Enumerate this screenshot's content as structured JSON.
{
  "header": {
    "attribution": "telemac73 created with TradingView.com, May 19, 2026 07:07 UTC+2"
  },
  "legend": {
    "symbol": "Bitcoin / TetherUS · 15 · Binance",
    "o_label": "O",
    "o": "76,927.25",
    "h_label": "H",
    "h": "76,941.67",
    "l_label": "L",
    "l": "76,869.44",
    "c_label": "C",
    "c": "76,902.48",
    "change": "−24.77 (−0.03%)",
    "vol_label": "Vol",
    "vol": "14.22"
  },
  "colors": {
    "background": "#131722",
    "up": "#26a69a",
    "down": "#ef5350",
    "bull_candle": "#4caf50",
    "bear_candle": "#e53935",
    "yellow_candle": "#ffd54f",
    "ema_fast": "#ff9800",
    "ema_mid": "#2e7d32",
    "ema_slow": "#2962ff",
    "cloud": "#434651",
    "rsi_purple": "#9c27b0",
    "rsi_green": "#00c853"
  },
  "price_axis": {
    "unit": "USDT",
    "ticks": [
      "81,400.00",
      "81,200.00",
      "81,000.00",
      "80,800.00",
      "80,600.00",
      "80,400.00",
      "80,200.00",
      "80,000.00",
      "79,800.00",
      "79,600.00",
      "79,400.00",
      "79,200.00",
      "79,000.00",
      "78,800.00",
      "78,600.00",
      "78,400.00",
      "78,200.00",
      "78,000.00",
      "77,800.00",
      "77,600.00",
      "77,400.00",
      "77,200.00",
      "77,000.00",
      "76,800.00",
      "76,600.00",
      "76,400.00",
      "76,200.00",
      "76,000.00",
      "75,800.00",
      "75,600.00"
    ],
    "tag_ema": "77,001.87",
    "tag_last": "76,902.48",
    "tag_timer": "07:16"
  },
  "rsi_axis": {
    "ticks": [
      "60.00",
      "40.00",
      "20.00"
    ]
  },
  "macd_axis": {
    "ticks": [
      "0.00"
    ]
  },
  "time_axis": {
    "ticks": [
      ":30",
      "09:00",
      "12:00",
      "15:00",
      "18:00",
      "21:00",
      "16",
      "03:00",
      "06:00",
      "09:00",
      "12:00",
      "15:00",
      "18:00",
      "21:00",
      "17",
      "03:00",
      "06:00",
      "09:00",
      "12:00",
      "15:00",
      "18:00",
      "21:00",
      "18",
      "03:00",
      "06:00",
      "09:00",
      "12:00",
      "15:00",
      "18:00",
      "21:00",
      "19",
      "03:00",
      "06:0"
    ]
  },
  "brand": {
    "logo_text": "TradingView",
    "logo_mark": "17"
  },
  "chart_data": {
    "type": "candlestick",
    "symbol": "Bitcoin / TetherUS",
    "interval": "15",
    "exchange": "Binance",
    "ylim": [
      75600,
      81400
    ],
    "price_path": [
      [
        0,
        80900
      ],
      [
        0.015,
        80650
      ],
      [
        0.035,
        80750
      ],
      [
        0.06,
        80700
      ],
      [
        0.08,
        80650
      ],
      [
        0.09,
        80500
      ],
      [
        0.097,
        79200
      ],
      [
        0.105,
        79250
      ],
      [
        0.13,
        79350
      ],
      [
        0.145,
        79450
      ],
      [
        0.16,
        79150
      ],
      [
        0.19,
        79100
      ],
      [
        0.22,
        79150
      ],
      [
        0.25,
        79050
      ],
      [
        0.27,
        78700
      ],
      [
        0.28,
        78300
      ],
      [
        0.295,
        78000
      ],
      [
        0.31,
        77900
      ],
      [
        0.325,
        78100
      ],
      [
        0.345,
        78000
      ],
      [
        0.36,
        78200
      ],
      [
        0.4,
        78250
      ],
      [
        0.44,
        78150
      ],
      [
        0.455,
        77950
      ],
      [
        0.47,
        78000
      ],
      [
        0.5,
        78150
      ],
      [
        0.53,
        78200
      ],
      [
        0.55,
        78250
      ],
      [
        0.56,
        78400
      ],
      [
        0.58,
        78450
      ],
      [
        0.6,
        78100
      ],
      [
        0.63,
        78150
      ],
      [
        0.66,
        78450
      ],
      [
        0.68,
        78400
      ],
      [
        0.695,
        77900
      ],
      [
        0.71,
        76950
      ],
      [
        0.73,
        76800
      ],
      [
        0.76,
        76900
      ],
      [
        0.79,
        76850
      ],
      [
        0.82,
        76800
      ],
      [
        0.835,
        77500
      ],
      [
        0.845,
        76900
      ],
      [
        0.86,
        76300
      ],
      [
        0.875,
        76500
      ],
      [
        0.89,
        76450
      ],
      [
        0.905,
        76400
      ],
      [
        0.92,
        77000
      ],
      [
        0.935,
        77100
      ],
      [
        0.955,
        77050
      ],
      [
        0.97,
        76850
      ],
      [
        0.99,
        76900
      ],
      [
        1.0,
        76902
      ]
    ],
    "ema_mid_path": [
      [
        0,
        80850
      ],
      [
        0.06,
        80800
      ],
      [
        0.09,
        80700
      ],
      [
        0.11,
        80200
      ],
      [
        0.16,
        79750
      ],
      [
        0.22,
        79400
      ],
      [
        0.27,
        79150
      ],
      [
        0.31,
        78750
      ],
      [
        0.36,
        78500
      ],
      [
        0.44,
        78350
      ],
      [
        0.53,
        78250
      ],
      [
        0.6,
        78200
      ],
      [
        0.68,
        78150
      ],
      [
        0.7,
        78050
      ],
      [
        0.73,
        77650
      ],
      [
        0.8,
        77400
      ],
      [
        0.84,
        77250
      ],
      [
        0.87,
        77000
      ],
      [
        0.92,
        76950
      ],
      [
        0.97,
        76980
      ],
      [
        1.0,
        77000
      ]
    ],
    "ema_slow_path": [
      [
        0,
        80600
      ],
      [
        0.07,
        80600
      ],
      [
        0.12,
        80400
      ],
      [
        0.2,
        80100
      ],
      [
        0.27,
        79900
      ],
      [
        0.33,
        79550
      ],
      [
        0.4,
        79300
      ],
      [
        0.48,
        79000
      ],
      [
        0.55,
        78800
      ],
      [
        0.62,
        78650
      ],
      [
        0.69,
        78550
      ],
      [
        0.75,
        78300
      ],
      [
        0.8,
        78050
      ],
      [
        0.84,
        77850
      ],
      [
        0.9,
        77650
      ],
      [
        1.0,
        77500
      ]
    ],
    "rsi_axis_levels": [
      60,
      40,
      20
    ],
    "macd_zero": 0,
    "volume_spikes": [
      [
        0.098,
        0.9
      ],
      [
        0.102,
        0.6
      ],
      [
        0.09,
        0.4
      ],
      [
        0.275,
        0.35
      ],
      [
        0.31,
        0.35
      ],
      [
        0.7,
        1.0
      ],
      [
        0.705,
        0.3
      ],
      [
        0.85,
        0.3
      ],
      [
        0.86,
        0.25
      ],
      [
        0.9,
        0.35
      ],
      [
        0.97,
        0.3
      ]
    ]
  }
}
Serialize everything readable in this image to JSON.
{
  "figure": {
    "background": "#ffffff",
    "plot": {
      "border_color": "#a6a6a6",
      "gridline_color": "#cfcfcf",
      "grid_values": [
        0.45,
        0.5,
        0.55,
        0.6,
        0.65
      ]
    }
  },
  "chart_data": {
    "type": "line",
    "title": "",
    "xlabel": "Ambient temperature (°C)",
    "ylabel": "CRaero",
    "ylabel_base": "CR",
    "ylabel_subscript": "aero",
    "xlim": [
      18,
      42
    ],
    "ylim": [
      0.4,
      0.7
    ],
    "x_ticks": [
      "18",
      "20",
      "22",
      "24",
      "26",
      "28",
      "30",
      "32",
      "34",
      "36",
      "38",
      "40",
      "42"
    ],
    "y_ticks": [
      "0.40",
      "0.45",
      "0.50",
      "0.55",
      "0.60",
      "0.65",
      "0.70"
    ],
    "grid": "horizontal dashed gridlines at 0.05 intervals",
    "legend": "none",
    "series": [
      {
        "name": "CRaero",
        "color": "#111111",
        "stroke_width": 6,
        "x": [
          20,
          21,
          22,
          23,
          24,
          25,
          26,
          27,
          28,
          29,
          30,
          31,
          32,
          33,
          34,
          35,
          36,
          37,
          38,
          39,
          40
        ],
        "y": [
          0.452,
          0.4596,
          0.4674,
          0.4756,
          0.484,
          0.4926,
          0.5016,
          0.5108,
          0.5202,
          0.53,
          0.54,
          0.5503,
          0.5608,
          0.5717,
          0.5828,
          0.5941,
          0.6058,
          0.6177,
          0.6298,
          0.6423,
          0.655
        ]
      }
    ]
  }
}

──────

_Set problem_: Report only the number of lines that hold the string "TradingView" in this listing.

_The result_: 2